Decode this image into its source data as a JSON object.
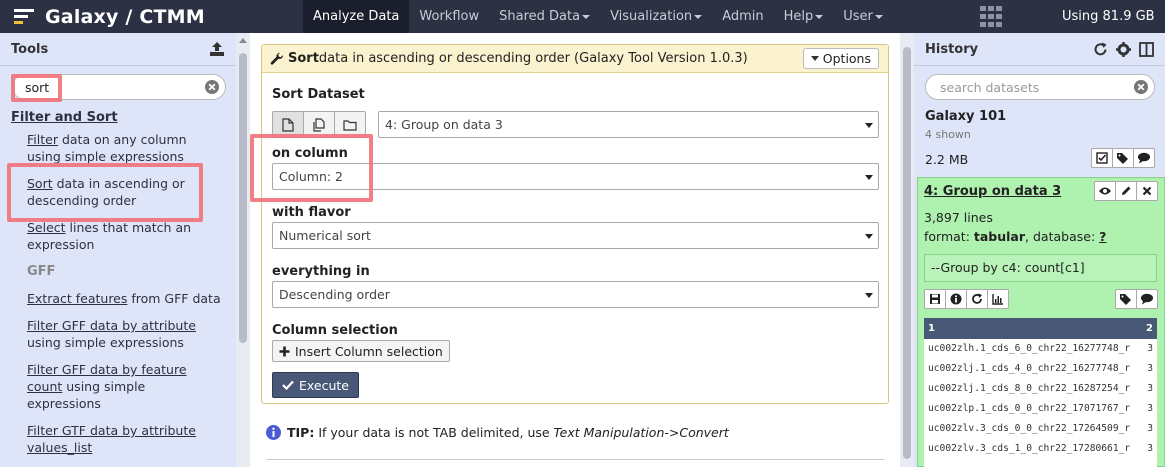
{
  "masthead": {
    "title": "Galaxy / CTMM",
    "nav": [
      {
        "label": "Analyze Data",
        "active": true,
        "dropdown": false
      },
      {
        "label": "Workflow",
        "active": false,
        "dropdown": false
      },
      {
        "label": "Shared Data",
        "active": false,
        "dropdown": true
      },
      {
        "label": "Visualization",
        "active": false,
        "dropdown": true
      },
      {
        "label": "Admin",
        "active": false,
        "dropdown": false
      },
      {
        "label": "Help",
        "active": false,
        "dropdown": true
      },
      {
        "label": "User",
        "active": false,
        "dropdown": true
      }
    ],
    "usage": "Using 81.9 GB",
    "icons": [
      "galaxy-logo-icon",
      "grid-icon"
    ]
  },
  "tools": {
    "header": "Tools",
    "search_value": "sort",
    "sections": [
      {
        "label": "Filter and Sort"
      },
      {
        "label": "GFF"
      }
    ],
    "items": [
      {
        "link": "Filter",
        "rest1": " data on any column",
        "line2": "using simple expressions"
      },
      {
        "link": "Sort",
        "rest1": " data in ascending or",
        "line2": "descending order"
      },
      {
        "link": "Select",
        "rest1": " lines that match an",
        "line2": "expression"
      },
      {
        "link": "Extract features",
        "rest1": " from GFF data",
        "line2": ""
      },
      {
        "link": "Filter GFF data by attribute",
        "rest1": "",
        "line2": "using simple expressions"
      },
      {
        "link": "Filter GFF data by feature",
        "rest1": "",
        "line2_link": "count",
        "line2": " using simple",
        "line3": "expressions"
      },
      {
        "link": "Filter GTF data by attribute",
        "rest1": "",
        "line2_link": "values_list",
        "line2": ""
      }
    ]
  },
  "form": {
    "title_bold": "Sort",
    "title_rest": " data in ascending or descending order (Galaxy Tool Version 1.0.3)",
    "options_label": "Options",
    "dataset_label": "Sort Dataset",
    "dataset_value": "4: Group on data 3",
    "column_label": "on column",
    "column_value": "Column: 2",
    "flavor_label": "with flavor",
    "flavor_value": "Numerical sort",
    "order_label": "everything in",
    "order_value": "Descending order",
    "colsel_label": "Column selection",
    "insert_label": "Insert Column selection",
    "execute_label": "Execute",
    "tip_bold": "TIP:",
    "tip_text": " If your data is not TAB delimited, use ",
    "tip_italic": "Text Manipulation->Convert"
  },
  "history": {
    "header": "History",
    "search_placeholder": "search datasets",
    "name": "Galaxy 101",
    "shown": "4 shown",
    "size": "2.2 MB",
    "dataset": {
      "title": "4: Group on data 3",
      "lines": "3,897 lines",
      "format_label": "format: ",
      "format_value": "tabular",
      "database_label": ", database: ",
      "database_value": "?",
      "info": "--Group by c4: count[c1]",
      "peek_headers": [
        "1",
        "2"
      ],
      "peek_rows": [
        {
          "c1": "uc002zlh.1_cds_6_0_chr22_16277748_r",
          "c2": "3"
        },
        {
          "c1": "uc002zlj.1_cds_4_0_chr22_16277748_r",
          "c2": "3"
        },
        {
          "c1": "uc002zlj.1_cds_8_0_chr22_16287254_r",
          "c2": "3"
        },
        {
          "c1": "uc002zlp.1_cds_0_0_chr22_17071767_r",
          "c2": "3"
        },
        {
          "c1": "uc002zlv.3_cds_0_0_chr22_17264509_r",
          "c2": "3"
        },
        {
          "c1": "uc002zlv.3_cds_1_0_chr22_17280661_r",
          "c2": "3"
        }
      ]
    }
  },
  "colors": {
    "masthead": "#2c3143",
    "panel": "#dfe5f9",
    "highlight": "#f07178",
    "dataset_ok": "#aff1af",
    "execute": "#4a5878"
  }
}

^^^^

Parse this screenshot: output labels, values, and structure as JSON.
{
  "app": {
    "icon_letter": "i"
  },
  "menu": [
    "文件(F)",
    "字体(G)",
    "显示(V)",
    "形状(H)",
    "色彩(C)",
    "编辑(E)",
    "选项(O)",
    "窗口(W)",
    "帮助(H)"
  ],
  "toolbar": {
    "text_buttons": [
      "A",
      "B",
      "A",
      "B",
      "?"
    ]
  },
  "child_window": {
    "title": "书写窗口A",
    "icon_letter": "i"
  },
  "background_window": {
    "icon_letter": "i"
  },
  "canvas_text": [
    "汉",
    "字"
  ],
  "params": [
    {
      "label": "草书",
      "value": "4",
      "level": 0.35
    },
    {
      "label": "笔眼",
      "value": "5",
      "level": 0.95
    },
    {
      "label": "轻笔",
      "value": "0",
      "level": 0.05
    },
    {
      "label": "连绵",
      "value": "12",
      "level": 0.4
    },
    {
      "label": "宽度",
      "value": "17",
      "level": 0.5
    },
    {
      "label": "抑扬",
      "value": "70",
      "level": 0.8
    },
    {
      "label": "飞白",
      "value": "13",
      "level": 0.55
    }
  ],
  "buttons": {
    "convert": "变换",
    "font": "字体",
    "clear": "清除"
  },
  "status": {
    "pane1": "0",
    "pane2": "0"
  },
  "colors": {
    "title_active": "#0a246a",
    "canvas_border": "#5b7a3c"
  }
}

^^^^

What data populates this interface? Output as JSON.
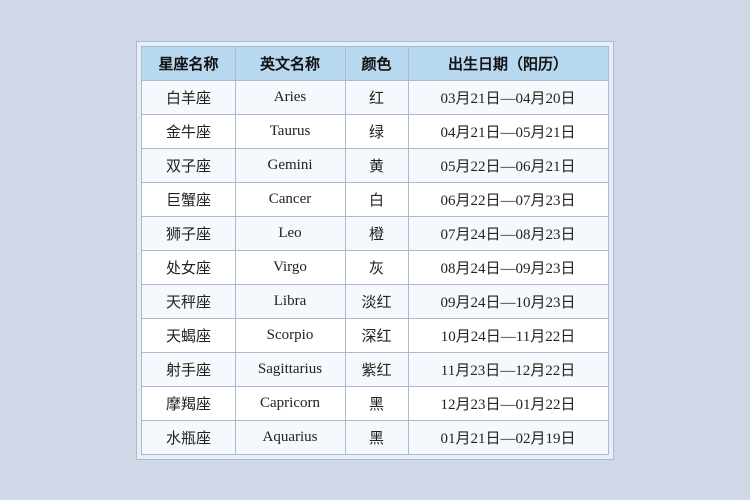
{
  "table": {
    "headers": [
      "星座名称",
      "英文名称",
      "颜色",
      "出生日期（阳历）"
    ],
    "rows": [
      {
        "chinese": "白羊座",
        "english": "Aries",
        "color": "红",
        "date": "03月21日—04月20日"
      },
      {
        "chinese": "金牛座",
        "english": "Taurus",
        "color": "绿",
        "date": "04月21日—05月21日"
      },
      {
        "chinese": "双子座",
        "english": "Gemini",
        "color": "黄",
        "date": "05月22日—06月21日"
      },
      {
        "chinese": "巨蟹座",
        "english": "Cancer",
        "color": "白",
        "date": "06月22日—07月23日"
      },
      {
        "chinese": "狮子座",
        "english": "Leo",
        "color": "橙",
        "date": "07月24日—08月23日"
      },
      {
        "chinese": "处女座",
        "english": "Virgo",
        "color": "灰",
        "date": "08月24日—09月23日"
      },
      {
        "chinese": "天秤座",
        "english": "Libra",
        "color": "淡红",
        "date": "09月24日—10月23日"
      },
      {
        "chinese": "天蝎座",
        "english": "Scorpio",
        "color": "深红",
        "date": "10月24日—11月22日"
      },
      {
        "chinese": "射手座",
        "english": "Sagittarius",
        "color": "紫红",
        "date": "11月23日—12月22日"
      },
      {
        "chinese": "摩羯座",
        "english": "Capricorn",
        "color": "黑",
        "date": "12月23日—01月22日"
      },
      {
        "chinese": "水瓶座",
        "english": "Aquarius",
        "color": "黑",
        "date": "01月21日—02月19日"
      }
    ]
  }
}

^^^^

Set task:
Tally up the lines in the records that contain the word "Group" and give only the total.

Exercise result:
3